Each line below should be reproduced without any alteration.

Collected data entries ::
--------------------

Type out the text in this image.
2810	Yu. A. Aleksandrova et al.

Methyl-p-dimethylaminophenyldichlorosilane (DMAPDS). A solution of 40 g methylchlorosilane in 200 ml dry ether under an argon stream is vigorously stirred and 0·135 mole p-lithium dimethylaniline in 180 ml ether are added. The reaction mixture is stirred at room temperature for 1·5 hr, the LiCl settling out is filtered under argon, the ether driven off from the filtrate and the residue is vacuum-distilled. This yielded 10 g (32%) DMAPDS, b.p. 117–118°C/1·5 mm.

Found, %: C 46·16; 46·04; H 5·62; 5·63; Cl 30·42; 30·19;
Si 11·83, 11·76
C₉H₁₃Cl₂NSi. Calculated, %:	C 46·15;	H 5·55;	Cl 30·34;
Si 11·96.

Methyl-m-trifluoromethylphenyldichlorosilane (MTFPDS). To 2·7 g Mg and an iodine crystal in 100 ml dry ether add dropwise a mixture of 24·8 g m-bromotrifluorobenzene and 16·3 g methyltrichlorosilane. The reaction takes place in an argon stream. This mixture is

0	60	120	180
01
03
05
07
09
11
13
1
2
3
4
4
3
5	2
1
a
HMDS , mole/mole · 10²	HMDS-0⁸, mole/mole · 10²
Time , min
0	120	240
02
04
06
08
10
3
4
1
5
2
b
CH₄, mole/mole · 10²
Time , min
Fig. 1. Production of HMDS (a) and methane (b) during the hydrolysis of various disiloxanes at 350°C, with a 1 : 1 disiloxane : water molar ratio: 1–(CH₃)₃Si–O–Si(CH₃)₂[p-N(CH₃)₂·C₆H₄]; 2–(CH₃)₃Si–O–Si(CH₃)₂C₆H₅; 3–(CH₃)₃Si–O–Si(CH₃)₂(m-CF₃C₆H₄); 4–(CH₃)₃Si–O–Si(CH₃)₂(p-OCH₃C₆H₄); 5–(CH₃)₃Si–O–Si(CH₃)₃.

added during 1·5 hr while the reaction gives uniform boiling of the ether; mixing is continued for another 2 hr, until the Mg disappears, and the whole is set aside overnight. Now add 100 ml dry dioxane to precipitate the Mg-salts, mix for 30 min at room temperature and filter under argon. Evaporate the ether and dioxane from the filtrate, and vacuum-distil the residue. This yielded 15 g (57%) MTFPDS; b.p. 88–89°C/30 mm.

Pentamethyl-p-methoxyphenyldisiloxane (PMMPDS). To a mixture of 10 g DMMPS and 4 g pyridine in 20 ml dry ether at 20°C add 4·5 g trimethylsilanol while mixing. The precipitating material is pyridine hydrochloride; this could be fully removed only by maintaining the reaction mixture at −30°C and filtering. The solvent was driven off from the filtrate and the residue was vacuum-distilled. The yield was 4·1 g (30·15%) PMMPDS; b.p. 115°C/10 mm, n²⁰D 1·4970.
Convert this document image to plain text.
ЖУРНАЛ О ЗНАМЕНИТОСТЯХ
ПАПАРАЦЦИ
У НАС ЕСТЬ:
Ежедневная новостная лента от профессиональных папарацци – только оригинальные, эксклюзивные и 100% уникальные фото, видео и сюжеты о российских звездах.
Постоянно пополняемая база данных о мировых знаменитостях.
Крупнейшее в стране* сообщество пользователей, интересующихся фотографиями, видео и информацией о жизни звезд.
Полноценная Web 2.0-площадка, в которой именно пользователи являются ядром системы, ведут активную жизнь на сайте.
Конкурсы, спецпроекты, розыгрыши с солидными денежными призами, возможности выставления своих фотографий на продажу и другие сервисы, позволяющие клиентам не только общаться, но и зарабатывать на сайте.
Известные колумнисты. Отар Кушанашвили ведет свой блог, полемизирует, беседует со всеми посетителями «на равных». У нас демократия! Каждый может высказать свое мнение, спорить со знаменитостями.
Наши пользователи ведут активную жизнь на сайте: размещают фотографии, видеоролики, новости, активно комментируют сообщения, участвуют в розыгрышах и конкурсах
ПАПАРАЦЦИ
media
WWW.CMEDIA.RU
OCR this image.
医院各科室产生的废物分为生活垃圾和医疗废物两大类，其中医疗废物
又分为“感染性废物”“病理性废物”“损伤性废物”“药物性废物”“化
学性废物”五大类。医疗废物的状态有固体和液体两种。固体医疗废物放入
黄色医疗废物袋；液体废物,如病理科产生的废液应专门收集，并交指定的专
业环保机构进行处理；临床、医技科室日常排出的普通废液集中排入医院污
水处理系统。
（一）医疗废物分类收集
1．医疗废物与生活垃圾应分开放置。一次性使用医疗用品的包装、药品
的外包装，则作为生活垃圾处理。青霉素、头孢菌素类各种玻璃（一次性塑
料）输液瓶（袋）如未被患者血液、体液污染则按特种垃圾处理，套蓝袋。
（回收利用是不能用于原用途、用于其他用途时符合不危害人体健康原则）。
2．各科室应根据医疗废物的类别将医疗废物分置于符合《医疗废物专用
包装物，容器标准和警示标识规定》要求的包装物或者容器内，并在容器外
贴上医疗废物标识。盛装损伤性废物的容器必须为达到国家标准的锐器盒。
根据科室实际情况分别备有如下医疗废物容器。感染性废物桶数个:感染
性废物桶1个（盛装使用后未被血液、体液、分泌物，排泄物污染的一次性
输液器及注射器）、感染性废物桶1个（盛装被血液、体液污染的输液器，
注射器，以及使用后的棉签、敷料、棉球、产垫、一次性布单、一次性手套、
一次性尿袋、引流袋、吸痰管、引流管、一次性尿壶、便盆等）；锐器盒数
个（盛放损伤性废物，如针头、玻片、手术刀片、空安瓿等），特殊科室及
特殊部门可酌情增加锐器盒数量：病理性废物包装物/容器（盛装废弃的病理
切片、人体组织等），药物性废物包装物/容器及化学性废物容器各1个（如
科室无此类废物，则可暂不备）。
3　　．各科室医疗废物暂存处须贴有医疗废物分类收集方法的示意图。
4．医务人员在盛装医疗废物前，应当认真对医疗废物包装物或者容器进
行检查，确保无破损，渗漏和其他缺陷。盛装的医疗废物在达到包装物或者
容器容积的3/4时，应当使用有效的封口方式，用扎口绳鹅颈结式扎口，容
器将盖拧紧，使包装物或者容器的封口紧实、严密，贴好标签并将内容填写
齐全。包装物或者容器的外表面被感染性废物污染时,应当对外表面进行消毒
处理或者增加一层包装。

--------------------

WORKED ANSWER ::
Type out the text in this image.
2810	Yu. A. Aleksandrova et al.

Methyl-p-dimethylaminophenyldichlorosilane (DMAPDS). A solution of 40 g methylchlorosilane in 200 ml dry ether under an argon stream is vigorously stirred and 0·135 mole p-lithium dimethylaniline in 180 ml ether are added. The reaction mixture is stirred at room temperature for 1·5 hr, the LiCl settling out is filtered under argon, the ether driven off from the filtrate and the residue is vacuum-distilled. This yielded 10 g (32%) DMAPDS, b.p. 117–118°C/1·5 mm.

Found, %: C 46·16; 46·04; H 5·62; 5·63; Cl 30·42; 30·19;
Si 11·83, 11·76
C₉H₁₃Cl₂NSi. Calculated, %:	C 46·15;	H 5·55;	Cl 30·34;
Si 11·96.

Methyl-m-trifluoromethylphenyldichlorosilane (MTFPDS). To 2·7 g Mg and an iodine crystal in 100 ml dry ether add dropwise a mixture of 24·8 g m-bromotrifluorobenzene and 16·3 g methyltrichlorosilane. The reaction takes place in an argon stream. This mixture is

0	60	120	180
01
03
05
07
09
11
13
1
2
3
4
4
3
5	2
1
a
HMDS , mole/mole · 10²	HMDS-0⁸, mole/mole · 10²
Time , min
0	120	240
02
04
06
08
10
3
4
1
5
2
b
CH₄, mole/mole · 10²
Time , min
Fig. 1. Production of HMDS (a) and methane (b) during the hydrolysis of various disiloxanes at 350°C, with a 1 : 1 disiloxane : water molar ratio: 1–(CH₃)₃Si–O–Si(CH₃)₂[p-N(CH₃)₂·C₆H₄]; 2–(CH₃)₃Si–O–Si(CH₃)₂C₆H₅; 3–(CH₃)₃Si–O–Si(CH₃)₂(m-CF₃C₆H₄); 4–(CH₃)₃Si–O–Si(CH₃)₂(p-OCH₃C₆H₄); 5–(CH₃)₃Si–O–Si(CH₃)₃.

added during 1·5 hr while the reaction gives uniform boiling of the ether; mixing is continued for another 2 hr, until the Mg disappears, and the whole is set aside overnight. Now add 100 ml dry dioxane to precipitate the Mg-salts, mix for 30 min at room temperature and filter under argon. Evaporate the ether and dioxane from the filtrate, and vacuum-distil the residue. This yielded 15 g (57%) MTFPDS; b.p. 88–89°C/30 mm.

Pentamethyl-p-methoxyphenyldisiloxane (PMMPDS). To a mixture of 10 g DMMPS and 4 g pyridine in 20 ml dry ether at 20°C add 4·5 g trimethylsilanol while mixing. The precipitating material is pyridine hydrochloride; this could be fully removed only by maintaining the reaction mixture at −30°C and filtering. The solvent was driven off from the filtrate and the residue was vacuum-distilled. The yield was 4·1 g (30·15%) PMMPDS; b.p. 115°C/10 mm, n²⁰D 1·4970.
Convert this document image to plain text.
ЖУРНАЛ О ЗНАМЕНИТОСТЯХ
ПАПАРАЦЦИ
У НАС ЕСТЬ:
Ежедневная новостная лента от профессиональных папарацци – только оригинальные, эксклюзивные и 100% уникальные фото, видео и сюжеты о российских звездах.
Постоянно пополняемая база данных о мировых знаменитостях.
Крупнейшее в стране* сообщество пользователей, интересующихся фотографиями, видео и информацией о жизни звезд.
Полноценная Web 2.0-площадка, в которой именно пользователи являются ядром системы, ведут активную жизнь на сайте.
Конкурсы, спецпроекты, розыгрыши с солидными денежными призами, возможности выставления своих фотографий на продажу и другие сервисы, позволяющие клиентам не только общаться, но и зарабатывать на сайте.
Известные колумнисты. Отар Кушанашвили ведет свой блог, полемизирует, беседует со всеми посетителями «на равных». У нас демократия! Каждый может высказать свое мнение, спорить со знаменитостями.
Наши пользователи ведут активную жизнь на сайте: размещают фотографии, видеоролики, новости, активно комментируют сообщения, участвуют в розыгрышах и конкурсах
ПАПАРАЦЦИ
media
WWW.CMEDIA.RU
OCR this image.
医院各科室产生的废物分为生活垃圾和医疗废物两大类，其中医疗废物
又分为“感染性废物”“病理性废物”“损伤性废物”“药物性废物”“化
学性废物”五大类。医疗废物的状态有固体和液体两种。固体医疗废物放入
黄色医疗废物袋；液体废物,如病理科产生的废液应专门收集，并交指定的专
业环保机构进行处理；临床、医技科室日常排出的普通废液集中排入医院污
水处理系统。
（一）医疗废物分类收集
1．医疗废物与生活垃圾应分开放置。一次性使用医疗用品的包装、药品
的外包装，则作为生活垃圾处理。青霉素、头孢菌素类各种玻璃（一次性塑
料）输液瓶（袋）如未被患者血液、体液污染则按特种垃圾处理，套蓝袋。
（回收利用是不能用于原用途、用于其他用途时符合不危害人体健康原则）。
2．各科室应根据医疗废物的类别将医疗废物分置于符合《医疗废物专用
包装物，容器标准和警示标识规定》要求的包装物或者容器内，并在容器外
贴上医疗废物标识。盛装损伤性废物的容器必须为达到国家标准的锐器盒。
根据科室实际情况分别备有如下医疗废物容器。感染性废物桶数个:感染
性废物桶1个（盛装使用后未被血液、体液、分泌物，排泄物污染的一次性
输液器及注射器）、感染性废物桶1个（盛装被血液、体液污染的输液器，
注射器，以及使用后的棉签、敷料、棉球、产垫、一次性布单、一次性手套、
一次性尿袋、引流袋、吸痰管、引流管、一次性尿壶、便盆等）；锐器盒数
个（盛放损伤性废物，如针头、玻片、手术刀片、空安瓿等），特殊科室及
特殊部门可酌情增加锐器盒数量：病理性废物包装物/容器（盛装废弃的病理
切片、人体组织等），药物性废物包装物/容器及化学性废物容器各1个（如
科室无此类废物，则可暂不备）。
3　　．各科室医疗废物暂存处须贴有医疗废物分类收集方法的示意图。
4．医务人员在盛装医疗废物前，应当认真对医疗废物包装物或者容器进
行检查，确保无破损，渗漏和其他缺陷。盛装的医疗废物在达到包装物或者
容器容积的3/4时，应当使用有效的封口方式，用扎口绳鹅颈结式扎口，容
器将盖拧紧，使包装物或者容器的封口紧实、严密，贴好标签并将内容填写
齐全。包装物或者容器的外表面被感染性废物污染时,应当对外表面进行消毒
处理或者增加一层包装。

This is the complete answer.